▸ Requirement: Copy every line of the following data that includes the string "资料来源".

▸ Data extract:
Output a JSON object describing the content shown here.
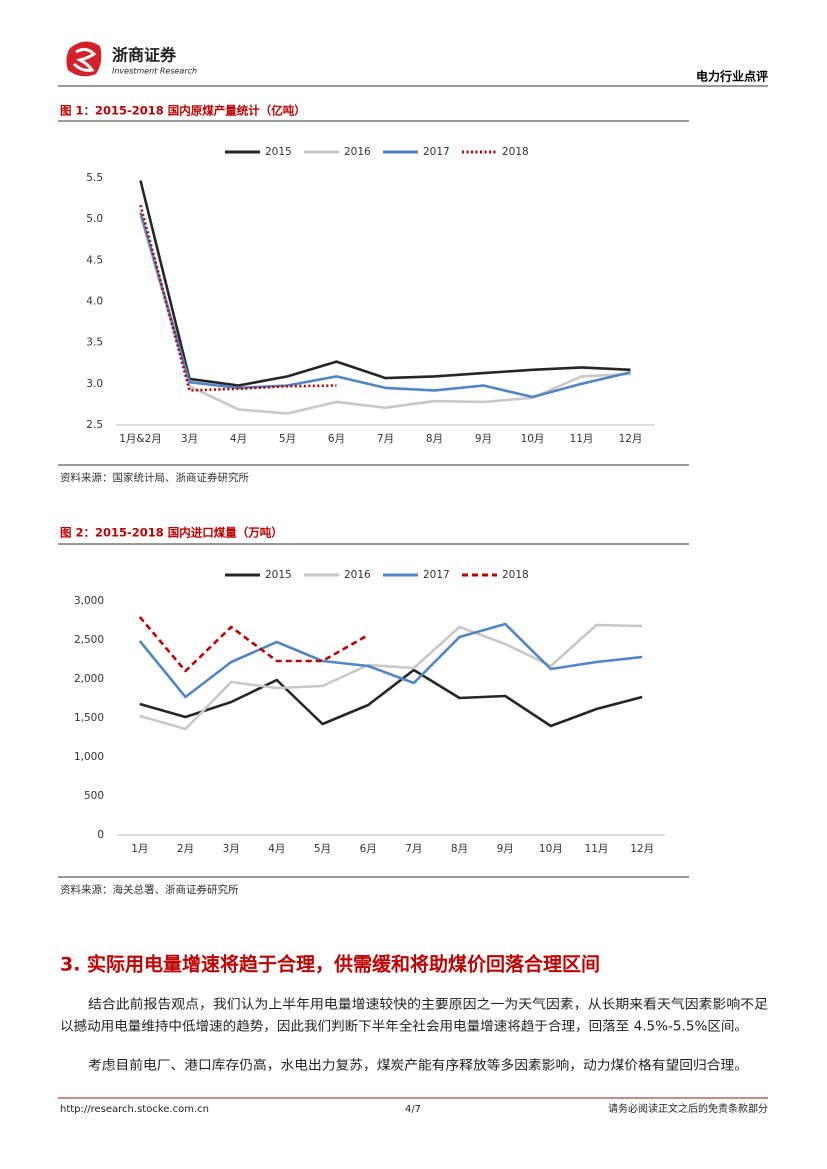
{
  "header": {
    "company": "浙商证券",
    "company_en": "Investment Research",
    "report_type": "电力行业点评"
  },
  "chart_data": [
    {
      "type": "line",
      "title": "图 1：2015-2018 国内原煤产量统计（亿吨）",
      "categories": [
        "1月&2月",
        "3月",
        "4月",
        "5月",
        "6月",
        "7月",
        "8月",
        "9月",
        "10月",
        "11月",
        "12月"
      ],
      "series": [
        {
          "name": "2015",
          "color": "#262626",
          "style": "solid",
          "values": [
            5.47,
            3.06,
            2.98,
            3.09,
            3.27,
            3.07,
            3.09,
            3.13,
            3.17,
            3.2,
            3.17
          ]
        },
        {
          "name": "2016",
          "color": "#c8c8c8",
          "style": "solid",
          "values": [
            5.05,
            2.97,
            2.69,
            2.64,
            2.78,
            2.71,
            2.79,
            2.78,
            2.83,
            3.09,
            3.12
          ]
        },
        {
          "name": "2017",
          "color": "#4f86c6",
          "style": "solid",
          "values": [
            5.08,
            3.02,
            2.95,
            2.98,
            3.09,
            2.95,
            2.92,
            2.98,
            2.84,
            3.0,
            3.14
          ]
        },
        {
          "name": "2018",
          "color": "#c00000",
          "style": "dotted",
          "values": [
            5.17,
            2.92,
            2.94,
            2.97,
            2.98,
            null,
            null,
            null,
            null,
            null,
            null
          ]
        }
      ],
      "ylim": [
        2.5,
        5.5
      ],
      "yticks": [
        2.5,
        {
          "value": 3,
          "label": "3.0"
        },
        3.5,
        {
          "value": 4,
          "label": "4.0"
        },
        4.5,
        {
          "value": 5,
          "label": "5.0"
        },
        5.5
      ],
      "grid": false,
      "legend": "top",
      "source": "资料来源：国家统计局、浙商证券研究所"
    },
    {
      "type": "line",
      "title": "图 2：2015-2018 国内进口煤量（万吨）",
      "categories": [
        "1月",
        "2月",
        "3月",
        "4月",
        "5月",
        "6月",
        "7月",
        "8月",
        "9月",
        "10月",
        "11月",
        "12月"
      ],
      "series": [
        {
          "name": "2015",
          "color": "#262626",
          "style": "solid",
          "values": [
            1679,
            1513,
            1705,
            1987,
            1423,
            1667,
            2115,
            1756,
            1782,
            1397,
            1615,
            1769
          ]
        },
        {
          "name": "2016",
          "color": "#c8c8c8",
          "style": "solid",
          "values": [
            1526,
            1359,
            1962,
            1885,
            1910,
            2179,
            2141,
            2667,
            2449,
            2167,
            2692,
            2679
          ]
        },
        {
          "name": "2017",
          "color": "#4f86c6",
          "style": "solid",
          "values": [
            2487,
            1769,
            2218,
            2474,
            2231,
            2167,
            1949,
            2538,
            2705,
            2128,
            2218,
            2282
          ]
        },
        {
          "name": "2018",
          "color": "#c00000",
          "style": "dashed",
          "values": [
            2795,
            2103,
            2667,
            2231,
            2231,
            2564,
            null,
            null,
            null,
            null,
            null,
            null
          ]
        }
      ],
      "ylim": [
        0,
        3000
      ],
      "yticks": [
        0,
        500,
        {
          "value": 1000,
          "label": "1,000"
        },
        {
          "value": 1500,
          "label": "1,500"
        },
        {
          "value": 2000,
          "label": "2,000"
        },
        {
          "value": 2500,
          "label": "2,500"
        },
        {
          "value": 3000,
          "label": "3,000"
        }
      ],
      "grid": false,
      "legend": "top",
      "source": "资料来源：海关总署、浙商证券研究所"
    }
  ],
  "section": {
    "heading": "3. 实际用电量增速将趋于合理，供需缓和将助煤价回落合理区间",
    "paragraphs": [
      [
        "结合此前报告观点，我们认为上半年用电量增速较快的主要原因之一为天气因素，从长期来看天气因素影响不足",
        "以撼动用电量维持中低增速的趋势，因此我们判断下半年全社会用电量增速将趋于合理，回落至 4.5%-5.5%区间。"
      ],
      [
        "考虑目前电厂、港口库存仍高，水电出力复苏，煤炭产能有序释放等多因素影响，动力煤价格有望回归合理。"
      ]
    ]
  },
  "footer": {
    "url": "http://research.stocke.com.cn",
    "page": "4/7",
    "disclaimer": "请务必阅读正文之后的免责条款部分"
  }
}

==

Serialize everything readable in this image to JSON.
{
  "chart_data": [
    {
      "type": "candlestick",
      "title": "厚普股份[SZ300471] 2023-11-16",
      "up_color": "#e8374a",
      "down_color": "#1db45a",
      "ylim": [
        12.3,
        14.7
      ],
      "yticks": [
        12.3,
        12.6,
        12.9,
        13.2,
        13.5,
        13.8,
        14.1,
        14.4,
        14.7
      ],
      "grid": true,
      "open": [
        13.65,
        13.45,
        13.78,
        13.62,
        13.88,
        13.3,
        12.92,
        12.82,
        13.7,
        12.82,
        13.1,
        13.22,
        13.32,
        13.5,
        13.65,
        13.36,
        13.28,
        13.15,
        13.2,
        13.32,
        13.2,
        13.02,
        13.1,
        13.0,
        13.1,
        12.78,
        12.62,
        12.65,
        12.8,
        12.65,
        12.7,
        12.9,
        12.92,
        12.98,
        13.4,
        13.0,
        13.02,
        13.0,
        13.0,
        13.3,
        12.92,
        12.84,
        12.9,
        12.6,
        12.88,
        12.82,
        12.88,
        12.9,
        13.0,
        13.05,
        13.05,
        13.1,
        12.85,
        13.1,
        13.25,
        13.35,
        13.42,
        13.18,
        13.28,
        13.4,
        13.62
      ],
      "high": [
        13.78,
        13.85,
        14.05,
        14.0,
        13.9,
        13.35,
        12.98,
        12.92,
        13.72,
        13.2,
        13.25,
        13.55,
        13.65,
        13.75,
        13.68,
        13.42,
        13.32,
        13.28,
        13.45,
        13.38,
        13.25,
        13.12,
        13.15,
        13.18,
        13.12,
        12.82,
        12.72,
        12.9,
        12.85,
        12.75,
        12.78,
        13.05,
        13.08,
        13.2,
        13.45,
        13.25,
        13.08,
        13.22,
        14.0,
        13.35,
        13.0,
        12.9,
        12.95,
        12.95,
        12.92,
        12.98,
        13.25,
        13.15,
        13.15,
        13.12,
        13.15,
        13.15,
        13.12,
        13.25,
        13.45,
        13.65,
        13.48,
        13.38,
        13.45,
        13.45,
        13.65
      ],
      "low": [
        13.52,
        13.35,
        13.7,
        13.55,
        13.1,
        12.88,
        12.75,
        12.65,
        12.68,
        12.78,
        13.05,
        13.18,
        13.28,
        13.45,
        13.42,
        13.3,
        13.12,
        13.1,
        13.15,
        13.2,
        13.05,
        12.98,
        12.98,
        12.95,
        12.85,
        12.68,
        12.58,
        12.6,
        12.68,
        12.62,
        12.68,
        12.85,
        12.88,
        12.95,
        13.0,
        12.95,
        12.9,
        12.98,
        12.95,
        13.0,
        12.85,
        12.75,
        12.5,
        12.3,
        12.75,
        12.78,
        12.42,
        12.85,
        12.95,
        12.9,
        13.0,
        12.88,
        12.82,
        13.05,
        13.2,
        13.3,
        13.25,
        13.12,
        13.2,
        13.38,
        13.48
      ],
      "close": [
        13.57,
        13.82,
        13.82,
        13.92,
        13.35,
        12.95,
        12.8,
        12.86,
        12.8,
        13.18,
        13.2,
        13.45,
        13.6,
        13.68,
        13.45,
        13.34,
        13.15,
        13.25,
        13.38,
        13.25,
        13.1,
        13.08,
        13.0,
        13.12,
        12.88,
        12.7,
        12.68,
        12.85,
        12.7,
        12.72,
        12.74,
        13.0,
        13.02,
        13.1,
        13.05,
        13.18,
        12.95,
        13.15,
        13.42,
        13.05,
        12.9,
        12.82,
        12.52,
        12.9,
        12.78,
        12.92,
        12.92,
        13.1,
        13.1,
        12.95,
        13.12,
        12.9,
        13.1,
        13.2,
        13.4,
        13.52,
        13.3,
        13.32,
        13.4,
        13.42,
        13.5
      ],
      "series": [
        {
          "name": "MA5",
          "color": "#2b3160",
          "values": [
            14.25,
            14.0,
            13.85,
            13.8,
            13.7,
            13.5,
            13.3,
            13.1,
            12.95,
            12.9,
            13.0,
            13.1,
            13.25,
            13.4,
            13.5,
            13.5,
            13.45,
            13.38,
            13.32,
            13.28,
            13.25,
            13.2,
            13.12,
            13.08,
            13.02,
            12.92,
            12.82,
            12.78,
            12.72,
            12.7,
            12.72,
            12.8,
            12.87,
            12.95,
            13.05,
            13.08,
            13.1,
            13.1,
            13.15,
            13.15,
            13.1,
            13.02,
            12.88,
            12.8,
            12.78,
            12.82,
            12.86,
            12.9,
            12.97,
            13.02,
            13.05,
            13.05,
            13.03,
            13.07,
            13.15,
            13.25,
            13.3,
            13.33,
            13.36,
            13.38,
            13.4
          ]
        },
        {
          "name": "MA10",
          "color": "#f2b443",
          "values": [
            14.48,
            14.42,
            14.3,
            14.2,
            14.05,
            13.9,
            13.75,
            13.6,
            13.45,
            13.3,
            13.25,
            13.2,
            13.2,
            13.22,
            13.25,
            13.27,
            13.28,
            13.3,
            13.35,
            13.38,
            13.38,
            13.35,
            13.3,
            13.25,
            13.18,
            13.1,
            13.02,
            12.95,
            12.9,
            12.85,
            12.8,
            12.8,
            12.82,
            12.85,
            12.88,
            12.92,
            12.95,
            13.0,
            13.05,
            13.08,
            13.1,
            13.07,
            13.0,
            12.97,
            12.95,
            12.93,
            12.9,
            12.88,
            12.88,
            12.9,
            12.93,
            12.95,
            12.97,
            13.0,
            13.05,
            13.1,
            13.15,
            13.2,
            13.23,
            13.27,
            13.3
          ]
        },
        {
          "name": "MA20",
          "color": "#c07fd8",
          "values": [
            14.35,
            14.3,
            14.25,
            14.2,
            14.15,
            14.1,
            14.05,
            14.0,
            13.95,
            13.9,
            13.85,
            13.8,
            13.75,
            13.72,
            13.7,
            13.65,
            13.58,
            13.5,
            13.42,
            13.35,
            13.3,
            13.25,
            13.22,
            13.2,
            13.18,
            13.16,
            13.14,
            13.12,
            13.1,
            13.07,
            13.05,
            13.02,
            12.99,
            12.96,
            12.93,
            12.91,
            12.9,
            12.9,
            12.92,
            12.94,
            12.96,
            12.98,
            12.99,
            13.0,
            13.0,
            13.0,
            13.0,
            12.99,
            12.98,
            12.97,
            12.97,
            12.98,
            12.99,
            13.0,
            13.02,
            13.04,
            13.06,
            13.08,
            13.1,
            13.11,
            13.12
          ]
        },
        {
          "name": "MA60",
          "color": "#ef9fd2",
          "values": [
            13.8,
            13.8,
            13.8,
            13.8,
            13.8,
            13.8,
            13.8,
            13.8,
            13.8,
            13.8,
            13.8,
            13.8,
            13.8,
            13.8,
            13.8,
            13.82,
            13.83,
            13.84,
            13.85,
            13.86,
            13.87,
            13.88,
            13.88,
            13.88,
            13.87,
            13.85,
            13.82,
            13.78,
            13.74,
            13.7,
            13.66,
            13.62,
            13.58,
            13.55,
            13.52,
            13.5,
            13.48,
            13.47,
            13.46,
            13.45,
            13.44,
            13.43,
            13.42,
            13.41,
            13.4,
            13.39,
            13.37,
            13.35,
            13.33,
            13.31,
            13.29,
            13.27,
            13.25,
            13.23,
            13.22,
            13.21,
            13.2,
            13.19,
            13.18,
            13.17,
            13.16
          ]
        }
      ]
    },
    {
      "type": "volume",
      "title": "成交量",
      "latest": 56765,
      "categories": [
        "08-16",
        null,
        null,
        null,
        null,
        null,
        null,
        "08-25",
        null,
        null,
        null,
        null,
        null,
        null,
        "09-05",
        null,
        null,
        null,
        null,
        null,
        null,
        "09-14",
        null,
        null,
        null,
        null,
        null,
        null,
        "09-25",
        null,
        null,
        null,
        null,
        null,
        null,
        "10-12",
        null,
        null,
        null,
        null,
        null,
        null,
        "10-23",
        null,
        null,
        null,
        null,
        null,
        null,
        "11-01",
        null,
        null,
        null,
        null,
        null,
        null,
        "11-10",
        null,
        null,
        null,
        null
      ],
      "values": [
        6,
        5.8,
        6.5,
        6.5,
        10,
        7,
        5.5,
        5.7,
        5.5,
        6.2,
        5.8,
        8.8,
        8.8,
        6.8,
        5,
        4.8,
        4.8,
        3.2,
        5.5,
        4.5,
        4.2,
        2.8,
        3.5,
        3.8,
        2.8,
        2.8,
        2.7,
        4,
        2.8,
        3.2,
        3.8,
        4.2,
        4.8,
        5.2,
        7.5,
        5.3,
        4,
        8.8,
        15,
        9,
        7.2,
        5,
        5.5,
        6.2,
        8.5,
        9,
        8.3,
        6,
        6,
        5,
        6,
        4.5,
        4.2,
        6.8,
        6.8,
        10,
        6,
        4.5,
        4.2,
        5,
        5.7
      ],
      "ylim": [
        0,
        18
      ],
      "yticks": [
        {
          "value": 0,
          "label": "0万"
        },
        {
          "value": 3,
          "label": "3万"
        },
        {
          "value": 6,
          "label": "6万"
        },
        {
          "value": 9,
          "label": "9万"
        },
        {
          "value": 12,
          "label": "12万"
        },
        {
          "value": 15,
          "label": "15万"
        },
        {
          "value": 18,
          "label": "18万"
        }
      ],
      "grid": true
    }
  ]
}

▸ Task solution:
      "source": "资料来源：国家统计局、浙商证券研究所"
      "source": "资料来源：海关总署、浙商证券研究所"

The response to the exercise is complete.